Stored entries
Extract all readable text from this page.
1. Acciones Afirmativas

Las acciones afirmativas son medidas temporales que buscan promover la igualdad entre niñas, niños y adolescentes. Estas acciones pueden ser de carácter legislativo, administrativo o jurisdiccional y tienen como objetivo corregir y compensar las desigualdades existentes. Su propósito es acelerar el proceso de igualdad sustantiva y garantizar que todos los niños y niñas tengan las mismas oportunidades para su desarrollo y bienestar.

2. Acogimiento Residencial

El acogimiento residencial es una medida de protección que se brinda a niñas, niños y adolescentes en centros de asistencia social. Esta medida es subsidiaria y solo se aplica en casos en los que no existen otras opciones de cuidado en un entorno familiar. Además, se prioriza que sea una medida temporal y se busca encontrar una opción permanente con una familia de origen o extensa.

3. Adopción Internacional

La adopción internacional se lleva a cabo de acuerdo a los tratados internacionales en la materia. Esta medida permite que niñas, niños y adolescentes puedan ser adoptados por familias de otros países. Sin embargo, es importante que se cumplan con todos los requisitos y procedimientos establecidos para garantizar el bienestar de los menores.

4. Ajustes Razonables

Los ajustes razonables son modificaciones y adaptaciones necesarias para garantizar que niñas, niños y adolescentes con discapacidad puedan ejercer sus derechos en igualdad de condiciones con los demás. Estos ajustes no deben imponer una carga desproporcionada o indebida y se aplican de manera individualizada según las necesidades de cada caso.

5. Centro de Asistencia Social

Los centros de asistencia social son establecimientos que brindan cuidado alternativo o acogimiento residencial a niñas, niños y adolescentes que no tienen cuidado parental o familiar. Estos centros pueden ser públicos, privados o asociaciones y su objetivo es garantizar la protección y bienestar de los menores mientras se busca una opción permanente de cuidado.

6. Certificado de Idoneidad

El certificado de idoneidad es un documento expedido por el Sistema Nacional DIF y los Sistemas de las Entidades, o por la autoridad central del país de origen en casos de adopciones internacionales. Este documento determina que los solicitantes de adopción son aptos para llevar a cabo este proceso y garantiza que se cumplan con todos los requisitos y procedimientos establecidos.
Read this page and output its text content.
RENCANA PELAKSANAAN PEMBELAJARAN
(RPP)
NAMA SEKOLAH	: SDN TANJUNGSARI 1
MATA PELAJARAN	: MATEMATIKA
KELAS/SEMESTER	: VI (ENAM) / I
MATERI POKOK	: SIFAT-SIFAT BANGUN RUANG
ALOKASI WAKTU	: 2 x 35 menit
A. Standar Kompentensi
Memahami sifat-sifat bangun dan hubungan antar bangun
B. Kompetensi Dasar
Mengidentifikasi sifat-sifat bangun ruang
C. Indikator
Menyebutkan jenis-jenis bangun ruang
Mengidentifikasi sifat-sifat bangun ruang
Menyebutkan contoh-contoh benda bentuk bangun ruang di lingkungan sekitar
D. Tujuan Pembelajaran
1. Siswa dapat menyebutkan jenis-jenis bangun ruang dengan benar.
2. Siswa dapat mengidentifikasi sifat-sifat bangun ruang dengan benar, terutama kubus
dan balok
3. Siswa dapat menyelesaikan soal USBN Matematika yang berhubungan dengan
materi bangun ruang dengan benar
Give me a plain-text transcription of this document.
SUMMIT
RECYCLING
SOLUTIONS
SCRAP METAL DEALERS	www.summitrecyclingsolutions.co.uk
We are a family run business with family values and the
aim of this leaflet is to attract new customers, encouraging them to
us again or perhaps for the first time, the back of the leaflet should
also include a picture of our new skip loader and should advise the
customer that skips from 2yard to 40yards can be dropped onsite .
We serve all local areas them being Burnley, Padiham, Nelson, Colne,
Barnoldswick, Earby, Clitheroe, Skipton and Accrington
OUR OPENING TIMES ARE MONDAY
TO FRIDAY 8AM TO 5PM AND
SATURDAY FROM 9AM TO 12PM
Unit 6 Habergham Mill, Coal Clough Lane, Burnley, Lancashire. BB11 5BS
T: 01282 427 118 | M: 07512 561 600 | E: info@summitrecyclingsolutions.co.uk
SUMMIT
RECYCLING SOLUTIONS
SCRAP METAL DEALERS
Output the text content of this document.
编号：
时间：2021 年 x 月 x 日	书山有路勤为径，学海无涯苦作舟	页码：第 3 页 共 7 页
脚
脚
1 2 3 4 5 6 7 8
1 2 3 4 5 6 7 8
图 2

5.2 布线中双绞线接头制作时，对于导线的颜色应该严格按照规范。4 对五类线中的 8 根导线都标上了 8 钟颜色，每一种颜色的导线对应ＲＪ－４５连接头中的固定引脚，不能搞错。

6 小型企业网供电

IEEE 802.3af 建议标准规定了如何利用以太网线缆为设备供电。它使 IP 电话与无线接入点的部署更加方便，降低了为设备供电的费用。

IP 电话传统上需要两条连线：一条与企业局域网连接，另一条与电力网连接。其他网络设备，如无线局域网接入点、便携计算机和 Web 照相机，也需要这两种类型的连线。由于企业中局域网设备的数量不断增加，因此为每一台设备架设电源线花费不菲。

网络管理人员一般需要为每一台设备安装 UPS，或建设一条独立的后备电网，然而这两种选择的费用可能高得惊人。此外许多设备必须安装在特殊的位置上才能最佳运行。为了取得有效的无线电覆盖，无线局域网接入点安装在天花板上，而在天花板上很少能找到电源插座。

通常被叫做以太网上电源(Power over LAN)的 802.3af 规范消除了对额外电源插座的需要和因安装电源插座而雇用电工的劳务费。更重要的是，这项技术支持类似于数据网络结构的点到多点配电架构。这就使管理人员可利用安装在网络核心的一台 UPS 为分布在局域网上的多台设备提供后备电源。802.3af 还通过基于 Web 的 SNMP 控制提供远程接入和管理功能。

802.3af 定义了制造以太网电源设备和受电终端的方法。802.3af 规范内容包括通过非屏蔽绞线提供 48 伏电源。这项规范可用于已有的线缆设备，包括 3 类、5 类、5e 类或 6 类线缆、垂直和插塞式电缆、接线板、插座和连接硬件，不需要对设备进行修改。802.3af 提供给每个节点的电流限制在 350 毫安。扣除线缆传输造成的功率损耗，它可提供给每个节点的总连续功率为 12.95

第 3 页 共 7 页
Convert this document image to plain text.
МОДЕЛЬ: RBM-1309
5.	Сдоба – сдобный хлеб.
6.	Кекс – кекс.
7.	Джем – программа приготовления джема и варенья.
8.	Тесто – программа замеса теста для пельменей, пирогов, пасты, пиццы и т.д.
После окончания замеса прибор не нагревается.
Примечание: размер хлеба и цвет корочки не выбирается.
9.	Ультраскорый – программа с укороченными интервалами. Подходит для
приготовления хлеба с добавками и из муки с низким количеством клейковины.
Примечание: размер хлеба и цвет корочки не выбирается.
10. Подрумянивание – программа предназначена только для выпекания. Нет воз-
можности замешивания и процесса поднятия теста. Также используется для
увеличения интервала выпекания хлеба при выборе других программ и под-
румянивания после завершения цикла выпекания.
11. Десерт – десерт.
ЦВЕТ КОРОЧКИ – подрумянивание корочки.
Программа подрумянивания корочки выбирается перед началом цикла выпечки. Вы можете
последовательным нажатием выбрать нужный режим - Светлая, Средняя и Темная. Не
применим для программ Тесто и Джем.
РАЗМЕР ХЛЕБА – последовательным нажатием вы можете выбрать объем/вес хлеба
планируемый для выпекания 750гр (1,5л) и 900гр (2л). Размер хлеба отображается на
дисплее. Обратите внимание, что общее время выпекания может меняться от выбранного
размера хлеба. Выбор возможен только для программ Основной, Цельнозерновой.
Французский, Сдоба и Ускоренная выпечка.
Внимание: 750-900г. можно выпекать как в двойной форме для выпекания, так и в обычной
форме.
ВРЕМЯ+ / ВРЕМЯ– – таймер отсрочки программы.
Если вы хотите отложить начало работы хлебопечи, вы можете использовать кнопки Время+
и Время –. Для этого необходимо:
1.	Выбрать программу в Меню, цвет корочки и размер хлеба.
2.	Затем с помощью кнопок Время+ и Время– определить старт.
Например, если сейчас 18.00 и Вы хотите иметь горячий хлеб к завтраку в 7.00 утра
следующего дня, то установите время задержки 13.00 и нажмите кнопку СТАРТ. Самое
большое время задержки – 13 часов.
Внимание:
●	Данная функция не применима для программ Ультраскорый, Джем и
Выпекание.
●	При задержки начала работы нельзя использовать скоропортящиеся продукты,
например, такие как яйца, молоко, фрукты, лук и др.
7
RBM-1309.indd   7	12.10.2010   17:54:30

To be done
Using the material above, copy every line in which the string "замеса" occurs.

Task output
8.	Тесто – программа замеса теста для пельменей, пирогов, пасты, пиццы и т.д.
После окончания замеса прибор не нагревается.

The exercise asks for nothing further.